[Start Extracted information]

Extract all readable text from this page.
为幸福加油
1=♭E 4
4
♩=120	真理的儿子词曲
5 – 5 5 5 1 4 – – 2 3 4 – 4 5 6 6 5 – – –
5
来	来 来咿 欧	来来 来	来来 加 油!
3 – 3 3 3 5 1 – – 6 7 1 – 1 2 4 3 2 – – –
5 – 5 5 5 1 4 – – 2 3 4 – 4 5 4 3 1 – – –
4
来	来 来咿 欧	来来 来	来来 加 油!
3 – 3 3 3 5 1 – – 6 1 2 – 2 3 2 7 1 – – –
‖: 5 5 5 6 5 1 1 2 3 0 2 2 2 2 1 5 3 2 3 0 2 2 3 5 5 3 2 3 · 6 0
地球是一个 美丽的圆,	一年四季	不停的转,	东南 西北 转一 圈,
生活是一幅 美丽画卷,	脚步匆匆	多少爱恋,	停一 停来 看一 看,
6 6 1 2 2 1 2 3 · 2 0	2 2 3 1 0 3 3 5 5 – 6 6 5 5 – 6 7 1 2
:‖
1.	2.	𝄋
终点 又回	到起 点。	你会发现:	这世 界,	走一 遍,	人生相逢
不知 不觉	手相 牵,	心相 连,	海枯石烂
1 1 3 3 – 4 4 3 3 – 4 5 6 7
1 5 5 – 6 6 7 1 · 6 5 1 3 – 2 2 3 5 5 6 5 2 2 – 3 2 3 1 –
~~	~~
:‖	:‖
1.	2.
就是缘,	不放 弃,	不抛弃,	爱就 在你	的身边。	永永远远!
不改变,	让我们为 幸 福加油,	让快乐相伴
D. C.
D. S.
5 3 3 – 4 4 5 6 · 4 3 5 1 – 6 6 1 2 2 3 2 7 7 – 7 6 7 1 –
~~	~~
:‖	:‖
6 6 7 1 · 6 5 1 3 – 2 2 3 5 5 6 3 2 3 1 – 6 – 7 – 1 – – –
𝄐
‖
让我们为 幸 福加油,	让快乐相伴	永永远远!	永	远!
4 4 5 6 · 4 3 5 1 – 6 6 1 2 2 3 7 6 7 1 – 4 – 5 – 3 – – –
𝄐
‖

[End Extracted information]

Problem to solve:
Retype all of the data shown above, word for word.

Solution to this exercise:
Extract all readable text from this page.
为幸福加油
1=♭E 4
4
♩=120	真理的儿子词曲
5 – 5 5 5 1 4 – – 2 3 4 – 4 5 6 6 5 – – –
5
来	来 来咿 欧	来来 来	来来 加 油!
3 – 3 3 3 5 1 – – 6 7 1 – 1 2 4 3 2 – – –
5 – 5 5 5 1 4 – – 2 3 4 – 4 5 4 3 1 – – –
4
来	来 来咿 欧	来来 来	来来 加 油!
3 – 3 3 3 5 1 – – 6 1 2 – 2 3 2 7 1 – – –
‖: 5 5 5 6 5 1 1 2 3 0 2 2 2 2 1 5 3 2 3 0 2 2 3 5 5 3 2 3 · 6 0
地球是一个 美丽的圆,	一年四季	不停的转,	东南 西北 转一 圈,
生活是一幅 美丽画卷,	脚步匆匆	多少爱恋,	停一 停来 看一 看,
6 6 1 2 2 1 2 3 · 2 0	2 2 3 1 0 3 3 5 5 – 6 6 5 5 – 6 7 1 2
:‖
1.	2.	𝄋
终点 又回	到起 点。	你会发现:	这世 界,	走一 遍,	人生相逢
不知 不觉	手相 牵,	心相 连,	海枯石烂
1 1 3 3 – 4 4 3 3 – 4 5 6 7
1 5 5 – 6 6 7 1 · 6 5 1 3 – 2 2 3 5 5 6 5 2 2 – 3 2 3 1 –
~~	~~
:‖	:‖
1.	2.
就是缘,	不放 弃,	不抛弃,	爱就 在你	的身边。	永永远远!
不改变,	让我们为 幸 福加油,	让快乐相伴
D. C.
D. S.
5 3 3 – 4 4 5 6 · 4 3 5 1 – 6 6 1 2 2 3 2 7 7 – 7 6 7 1 –
~~	~~
:‖	:‖
6 6 7 1 · 6 5 1 3 – 2 2 3 5 5 6 3 2 3 1 – 6 – 7 – 1 – – –
𝄐
‖
让我们为 幸 福加油,	让快乐相伴	永永远远!	永	远!
4 4 5 6 · 4 3 5 1 – 6 6 1 2 2 3 7 6 7 1 – 4 – 5 – 3 – – –
𝄐
‖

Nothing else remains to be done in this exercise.